╭─ ENTRIES PROVIDED
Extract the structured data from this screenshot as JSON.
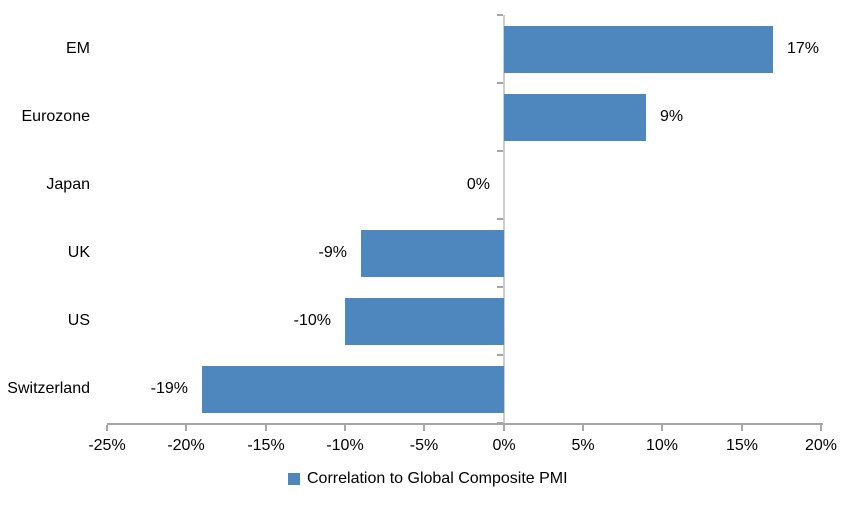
{
  "chart_data": {
    "type": "bar",
    "orientation": "horizontal",
    "title": "",
    "categories": [
      "EM",
      "Eurozone",
      "Japan",
      "UK",
      "US",
      "Switzerland"
    ],
    "values": [
      17,
      9,
      0,
      -9,
      -10,
      -19
    ],
    "value_labels": [
      "17%",
      "9%",
      "0%",
      "-9%",
      "-10%",
      "-19%"
    ],
    "xlim": [
      -25,
      20
    ],
    "x_tick_values": [
      -25,
      -20,
      -15,
      -10,
      -5,
      0,
      5,
      10,
      15,
      20
    ],
    "x_tick_labels": [
      "-25%",
      "-20%",
      "-15%",
      "-10%",
      "-5%",
      "0%",
      "5%",
      "10%",
      "15%",
      "20%"
    ],
    "grid": false,
    "legend": {
      "label": "Correlation to Global Composite PMI",
      "position": "bottom"
    },
    "colors": {
      "bar": "#4E86BE",
      "axis": "#A6A6A6",
      "zero_line": "#C9CDD1",
      "text": "#000000",
      "background": "#FFFFFF"
    }
  }
}
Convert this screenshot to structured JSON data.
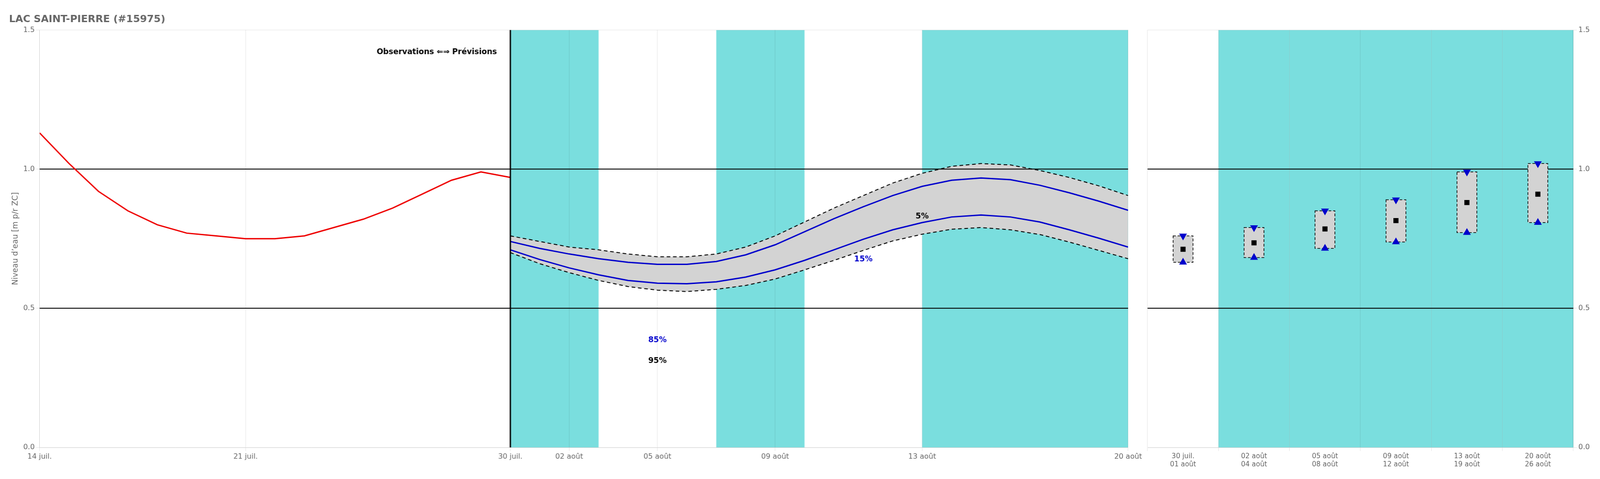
{
  "chart_data": [
    {
      "type": "line",
      "title": "LAC SAINT-PIERRE (#15975)",
      "y_label": "Niveau d’eau [m p/r ZC]",
      "xlim": [
        0,
        37
      ],
      "xticks": [
        {
          "value": 0,
          "label": "14 juil."
        },
        {
          "value": 7,
          "label": "21 juil."
        },
        {
          "value": 16,
          "label": "30 juil."
        },
        {
          "value": 18,
          "label": "02 août"
        },
        {
          "value": 21,
          "label": "05 août"
        },
        {
          "value": 25,
          "label": "09 août"
        },
        {
          "value": 30,
          "label": "13 août"
        },
        {
          "value": 37,
          "label": "20 août"
        }
      ],
      "ylim": [
        0.0,
        1.5
      ],
      "yticks": [
        {
          "value": 0.0,
          "label": "0.0"
        },
        0.5,
        {
          "value": 1.0,
          "label": "1.0"
        },
        1.5
      ],
      "grid": true,
      "series": [
        {
          "name": "Observations",
          "color": "#EE0000",
          "line_style": "solid",
          "x": [
            0,
            1,
            2,
            3,
            4,
            5,
            6,
            7,
            8,
            9,
            10,
            11,
            12,
            13,
            14,
            15,
            16
          ],
          "values": [
            1.13,
            1.02,
            0.92,
            0.85,
            0.8,
            0.77,
            0.76,
            0.75,
            0.75,
            0.76,
            0.79,
            0.82,
            0.86,
            0.91,
            0.96,
            0.99,
            0.97
          ]
        },
        {
          "name": "5%",
          "color": "#000000",
          "line_style": "dashed",
          "x": [
            16,
            17,
            18,
            19,
            20,
            21,
            22,
            23,
            24,
            25,
            26,
            27,
            28,
            29,
            30,
            31,
            32,
            33,
            34,
            35,
            36,
            37
          ],
          "values": [
            0.76,
            0.74,
            0.72,
            0.71,
            0.695,
            0.685,
            0.685,
            0.695,
            0.72,
            0.76,
            0.81,
            0.86,
            0.905,
            0.95,
            0.985,
            1.01,
            1.02,
            1.015,
            0.995,
            0.97,
            0.94,
            0.905
          ]
        },
        {
          "name": "15%",
          "color": "#0000CC",
          "line_style": "solid",
          "x": [
            16,
            17,
            18,
            19,
            20,
            21,
            22,
            23,
            24,
            25,
            26,
            27,
            28,
            29,
            30,
            31,
            32,
            33,
            34,
            35,
            36,
            37
          ],
          "values": [
            0.74,
            0.715,
            0.695,
            0.678,
            0.665,
            0.658,
            0.658,
            0.668,
            0.692,
            0.728,
            0.775,
            0.822,
            0.865,
            0.905,
            0.938,
            0.96,
            0.968,
            0.962,
            0.942,
            0.915,
            0.885,
            0.852
          ]
        },
        {
          "name": "85%",
          "color": "#0000CC",
          "line_style": "solid",
          "x": [
            16,
            17,
            18,
            19,
            20,
            21,
            22,
            23,
            24,
            25,
            26,
            27,
            28,
            29,
            30,
            31,
            32,
            33,
            34,
            35,
            36,
            37
          ],
          "values": [
            0.71,
            0.675,
            0.645,
            0.62,
            0.6,
            0.59,
            0.588,
            0.595,
            0.612,
            0.638,
            0.672,
            0.71,
            0.748,
            0.782,
            0.808,
            0.828,
            0.835,
            0.828,
            0.81,
            0.782,
            0.752,
            0.72
          ]
        },
        {
          "name": "95%",
          "color": "#000000",
          "line_style": "dashed",
          "x": [
            16,
            17,
            18,
            19,
            20,
            21,
            22,
            23,
            24,
            25,
            26,
            27,
            28,
            29,
            30,
            31,
            32,
            33,
            34,
            35,
            36,
            37
          ],
          "values": [
            0.7,
            0.66,
            0.628,
            0.6,
            0.578,
            0.565,
            0.56,
            0.568,
            0.582,
            0.605,
            0.638,
            0.672,
            0.708,
            0.742,
            0.766,
            0.784,
            0.79,
            0.782,
            0.765,
            0.738,
            0.708,
            0.678
          ]
        }
      ],
      "shade": {
        "from": "5%",
        "to": "95%",
        "color": "#D3D3D3"
      },
      "bands": {
        "ranges": [
          [
            16,
            19
          ],
          [
            23,
            26
          ],
          [
            30,
            37
          ]
        ],
        "color": "#7ADEDE"
      },
      "reference_lines": [
        0.5,
        1.0
      ],
      "divider": 16,
      "annotations": [
        {
          "text": "5%",
          "x": 30,
          "y": 0.83,
          "color": "#000000"
        },
        {
          "text": "15%",
          "x": 28,
          "y": 0.675,
          "color": "#0000CC"
        },
        {
          "text": "85%",
          "x": 21,
          "y": 0.385,
          "color": "#0000CC"
        },
        {
          "text": "95%",
          "x": 21,
          "y": 0.31,
          "color": "#000000"
        },
        {
          "text": "Observations ⇐⇒ Prévisions",
          "x": 13.5,
          "y": 1.42,
          "color": "#000000"
        }
      ]
    },
    {
      "type": "box",
      "categories": [
        "30 juil.\n01 août",
        "02 août\n04 août",
        "05 août\n08 août",
        "09 août\n12 août",
        "13 août\n19 août",
        "20 août\n26 août"
      ],
      "ylim": [
        0.0,
        1.5
      ],
      "yticks": [
        {
          "value": 0.0,
          "label": "0.0"
        },
        0.5,
        {
          "value": 1.0,
          "label": "1.0"
        },
        1.5
      ],
      "grid": true,
      "series": [
        {
          "name": "5%",
          "color": "#0000CC",
          "marker": "triangle-down",
          "values": [
            0.76,
            0.79,
            0.85,
            0.89,
            0.99,
            1.02
          ]
        },
        {
          "name": "95%",
          "color": "#0000CC",
          "marker": "triangle-up",
          "values": [
            0.665,
            0.682,
            0.715,
            0.738,
            0.772,
            0.808
          ]
        },
        {
          "color": "#000000",
          "marker": "square",
          "values": [
            0.712,
            0.735,
            0.785,
            0.815,
            0.88,
            0.91
          ]
        }
      ],
      "shade": {
        "from": "5%",
        "to": "95%",
        "color": "#D3D3D3",
        "line_style": "dashed"
      },
      "bands": {
        "color": "#7ADEDE",
        "unshaded_index": [
          0
        ]
      },
      "reference_lines": [
        0.5,
        1.0
      ]
    }
  ]
}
╰─
* WHAT YOU NEED TO DO: Look through the data and gather every line with the string "août" in it.

* SOLUTION TO THE EXERCISE:
          "label": "02 août"
          "label": "05 août"
          "label": "09 août"
          "label": "13 août"
          "label": "20 août"
        "30 juil.\n01 août",
        "02 août\n04 août",
        "05 août\n08 août",
        "09 août\n12 août",
        "13 août\n19 août",
        "20 août\n26 août"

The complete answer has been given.